**Short problem**
Set down the material once more, exactly as it appears.

*** Given records ***

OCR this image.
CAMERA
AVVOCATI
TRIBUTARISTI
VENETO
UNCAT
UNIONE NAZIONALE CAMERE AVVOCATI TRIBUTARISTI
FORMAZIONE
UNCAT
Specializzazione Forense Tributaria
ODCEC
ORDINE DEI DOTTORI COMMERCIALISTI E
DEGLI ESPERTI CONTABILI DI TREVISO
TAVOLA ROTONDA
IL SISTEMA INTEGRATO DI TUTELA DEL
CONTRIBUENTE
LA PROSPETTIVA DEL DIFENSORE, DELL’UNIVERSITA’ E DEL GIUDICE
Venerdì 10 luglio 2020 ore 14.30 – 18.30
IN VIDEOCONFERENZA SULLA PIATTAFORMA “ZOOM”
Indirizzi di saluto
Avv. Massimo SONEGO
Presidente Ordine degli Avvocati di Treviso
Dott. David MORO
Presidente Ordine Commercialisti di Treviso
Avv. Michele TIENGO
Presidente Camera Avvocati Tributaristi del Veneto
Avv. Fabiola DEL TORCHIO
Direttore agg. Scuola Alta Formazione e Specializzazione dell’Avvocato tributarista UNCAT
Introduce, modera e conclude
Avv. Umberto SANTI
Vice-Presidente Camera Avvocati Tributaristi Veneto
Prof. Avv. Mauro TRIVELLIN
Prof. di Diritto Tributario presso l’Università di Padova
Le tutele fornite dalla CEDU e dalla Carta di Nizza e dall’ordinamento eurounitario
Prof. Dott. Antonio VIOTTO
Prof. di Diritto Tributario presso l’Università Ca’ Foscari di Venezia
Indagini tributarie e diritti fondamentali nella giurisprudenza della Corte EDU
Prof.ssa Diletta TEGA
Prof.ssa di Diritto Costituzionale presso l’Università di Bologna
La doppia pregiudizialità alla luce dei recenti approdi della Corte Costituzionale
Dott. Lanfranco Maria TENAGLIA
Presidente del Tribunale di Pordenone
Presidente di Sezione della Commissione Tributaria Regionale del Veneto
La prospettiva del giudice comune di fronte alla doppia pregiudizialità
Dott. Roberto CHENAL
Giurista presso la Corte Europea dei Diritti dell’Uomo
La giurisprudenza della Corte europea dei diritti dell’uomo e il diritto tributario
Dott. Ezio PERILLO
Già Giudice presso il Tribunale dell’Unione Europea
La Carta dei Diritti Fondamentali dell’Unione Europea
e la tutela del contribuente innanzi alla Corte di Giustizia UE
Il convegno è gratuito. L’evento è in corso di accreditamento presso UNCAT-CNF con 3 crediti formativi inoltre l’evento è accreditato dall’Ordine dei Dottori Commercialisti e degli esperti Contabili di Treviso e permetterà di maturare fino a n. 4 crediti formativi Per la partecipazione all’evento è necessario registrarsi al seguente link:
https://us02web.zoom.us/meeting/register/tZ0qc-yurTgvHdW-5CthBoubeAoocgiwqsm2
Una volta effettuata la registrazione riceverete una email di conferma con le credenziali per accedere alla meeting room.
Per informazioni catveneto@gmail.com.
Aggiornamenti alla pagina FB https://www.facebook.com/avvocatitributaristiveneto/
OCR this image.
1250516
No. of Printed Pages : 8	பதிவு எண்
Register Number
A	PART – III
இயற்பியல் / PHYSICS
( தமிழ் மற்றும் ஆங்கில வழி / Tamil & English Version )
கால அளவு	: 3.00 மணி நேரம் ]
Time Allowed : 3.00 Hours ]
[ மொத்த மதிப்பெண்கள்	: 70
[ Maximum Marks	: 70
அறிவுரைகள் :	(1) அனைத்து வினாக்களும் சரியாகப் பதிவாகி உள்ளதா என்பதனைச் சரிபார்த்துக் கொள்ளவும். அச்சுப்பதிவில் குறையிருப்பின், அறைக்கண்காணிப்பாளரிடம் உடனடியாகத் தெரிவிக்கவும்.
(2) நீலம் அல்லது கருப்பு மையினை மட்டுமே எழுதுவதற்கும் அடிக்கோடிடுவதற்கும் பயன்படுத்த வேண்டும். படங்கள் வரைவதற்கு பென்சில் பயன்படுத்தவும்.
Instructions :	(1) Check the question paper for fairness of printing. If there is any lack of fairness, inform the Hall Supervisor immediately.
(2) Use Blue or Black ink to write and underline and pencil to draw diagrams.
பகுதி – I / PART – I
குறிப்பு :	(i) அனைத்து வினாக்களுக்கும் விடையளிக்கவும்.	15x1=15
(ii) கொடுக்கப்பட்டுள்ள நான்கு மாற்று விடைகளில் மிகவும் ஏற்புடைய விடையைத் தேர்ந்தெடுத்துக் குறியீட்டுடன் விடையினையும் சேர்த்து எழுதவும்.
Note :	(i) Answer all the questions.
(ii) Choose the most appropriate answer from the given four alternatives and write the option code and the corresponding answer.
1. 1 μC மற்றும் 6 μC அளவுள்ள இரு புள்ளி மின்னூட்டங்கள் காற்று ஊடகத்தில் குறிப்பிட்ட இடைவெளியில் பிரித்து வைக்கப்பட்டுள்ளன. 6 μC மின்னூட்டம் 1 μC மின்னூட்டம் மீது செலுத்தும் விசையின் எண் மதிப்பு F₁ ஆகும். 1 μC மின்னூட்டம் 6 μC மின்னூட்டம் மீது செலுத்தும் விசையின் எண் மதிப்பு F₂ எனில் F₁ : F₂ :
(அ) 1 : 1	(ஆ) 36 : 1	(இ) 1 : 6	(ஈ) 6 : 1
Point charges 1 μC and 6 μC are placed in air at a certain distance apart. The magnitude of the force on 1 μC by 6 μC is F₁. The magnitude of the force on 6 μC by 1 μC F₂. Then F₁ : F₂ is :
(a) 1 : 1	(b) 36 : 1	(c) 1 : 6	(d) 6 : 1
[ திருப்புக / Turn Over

***

**Result for this exercise**
OCR this image.
CAMERA
AVVOCATI
TRIBUTARISTI
VENETO
UNCAT
UNIONE NAZIONALE CAMERE AVVOCATI TRIBUTARISTI
FORMAZIONE
UNCAT
Specializzazione Forense Tributaria
ODCEC
ORDINE DEI DOTTORI COMMERCIALISTI E
DEGLI ESPERTI CONTABILI DI TREVISO
TAVOLA ROTONDA
IL SISTEMA INTEGRATO DI TUTELA DEL
CONTRIBUENTE
LA PROSPETTIVA DEL DIFENSORE, DELL’UNIVERSITA’ E DEL GIUDICE
Venerdì 10 luglio 2020 ore 14.30 – 18.30
IN VIDEOCONFERENZA SULLA PIATTAFORMA “ZOOM”
Indirizzi di saluto
Avv. Massimo SONEGO
Presidente Ordine degli Avvocati di Treviso
Dott. David MORO
Presidente Ordine Commercialisti di Treviso
Avv. Michele TIENGO
Presidente Camera Avvocati Tributaristi del Veneto
Avv. Fabiola DEL TORCHIO
Direttore agg. Scuola Alta Formazione e Specializzazione dell’Avvocato tributarista UNCAT
Introduce, modera e conclude
Avv. Umberto SANTI
Vice-Presidente Camera Avvocati Tributaristi Veneto
Prof. Avv. Mauro TRIVELLIN
Prof. di Diritto Tributario presso l’Università di Padova
Le tutele fornite dalla CEDU e dalla Carta di Nizza e dall’ordinamento eurounitario
Prof. Dott. Antonio VIOTTO
Prof. di Diritto Tributario presso l’Università Ca’ Foscari di Venezia
Indagini tributarie e diritti fondamentali nella giurisprudenza della Corte EDU
Prof.ssa Diletta TEGA
Prof.ssa di Diritto Costituzionale presso l’Università di Bologna
La doppia pregiudizialità alla luce dei recenti approdi della Corte Costituzionale
Dott. Lanfranco Maria TENAGLIA
Presidente del Tribunale di Pordenone
Presidente di Sezione della Commissione Tributaria Regionale del Veneto
La prospettiva del giudice comune di fronte alla doppia pregiudizialità
Dott. Roberto CHENAL
Giurista presso la Corte Europea dei Diritti dell’Uomo
La giurisprudenza della Corte europea dei diritti dell’uomo e il diritto tributario
Dott. Ezio PERILLO
Già Giudice presso il Tribunale dell’Unione Europea
La Carta dei Diritti Fondamentali dell’Unione Europea
e la tutela del contribuente innanzi alla Corte di Giustizia UE
Il convegno è gratuito. L’evento è in corso di accreditamento presso UNCAT-CNF con 3 crediti formativi inoltre l’evento è accreditato dall’Ordine dei Dottori Commercialisti e degli esperti Contabili di Treviso e permetterà di maturare fino a n. 4 crediti formativi Per la partecipazione all’evento è necessario registrarsi al seguente link:
https://us02web.zoom.us/meeting/register/tZ0qc-yurTgvHdW-5CthBoubeAoocgiwqsm2
Una volta effettuata la registrazione riceverete una email di conferma con le credenziali per accedere alla meeting room.
Per informazioni catveneto@gmail.com.
Aggiornamenti alla pagina FB https://www.facebook.com/avvocatitributaristiveneto/
OCR this image.
1250516
No. of Printed Pages : 8	பதிவு எண்
Register Number
A	PART – III
இயற்பியல் / PHYSICS
( தமிழ் மற்றும் ஆங்கில வழி / Tamil & English Version )
கால அளவு	: 3.00 மணி நேரம் ]
Time Allowed : 3.00 Hours ]
[ மொத்த மதிப்பெண்கள்	: 70
[ Maximum Marks	: 70
அறிவுரைகள் :	(1) அனைத்து வினாக்களும் சரியாகப் பதிவாகி உள்ளதா என்பதனைச் சரிபார்த்துக் கொள்ளவும். அச்சுப்பதிவில் குறையிருப்பின், அறைக்கண்காணிப்பாளரிடம் உடனடியாகத் தெரிவிக்கவும்.
(2) நீலம் அல்லது கருப்பு மையினை மட்டுமே எழுதுவதற்கும் அடிக்கோடிடுவதற்கும் பயன்படுத்த வேண்டும். படங்கள் வரைவதற்கு பென்சில் பயன்படுத்தவும்.
Instructions :	(1) Check the question paper for fairness of printing. If there is any lack of fairness, inform the Hall Supervisor immediately.
(2) Use Blue or Black ink to write and underline and pencil to draw diagrams.
பகுதி – I / PART – I
குறிப்பு :	(i) அனைத்து வினாக்களுக்கும் விடையளிக்கவும்.	15x1=15
(ii) கொடுக்கப்பட்டுள்ள நான்கு மாற்று விடைகளில் மிகவும் ஏற்புடைய விடையைத் தேர்ந்தெடுத்துக் குறியீட்டுடன் விடையினையும் சேர்த்து எழுதவும்.
Note :	(i) Answer all the questions.
(ii) Choose the most appropriate answer from the given four alternatives and write the option code and the corresponding answer.
1. 1 μC மற்றும் 6 μC அளவுள்ள இரு புள்ளி மின்னூட்டங்கள் காற்று ஊடகத்தில் குறிப்பிட்ட இடைவெளியில் பிரித்து வைக்கப்பட்டுள்ளன. 6 μC மின்னூட்டம் 1 μC மின்னூட்டம் மீது செலுத்தும் விசையின் எண் மதிப்பு F₁ ஆகும். 1 μC மின்னூட்டம் 6 μC மின்னூட்டம் மீது செலுத்தும் விசையின் எண் மதிப்பு F₂ எனில் F₁ : F₂ :
(அ) 1 : 1	(ஆ) 36 : 1	(இ) 1 : 6	(ஈ) 6 : 1
Point charges 1 μC and 6 μC are placed in air at a certain distance apart. The magnitude of the force on 1 μC by 6 μC is F₁. The magnitude of the force on 6 μC by 1 μC F₂. Then F₁ : F₂ is :
(a) 1 : 1	(b) 36 : 1	(c) 1 : 6	(d) 6 : 1
[ திருப்புக / Turn Over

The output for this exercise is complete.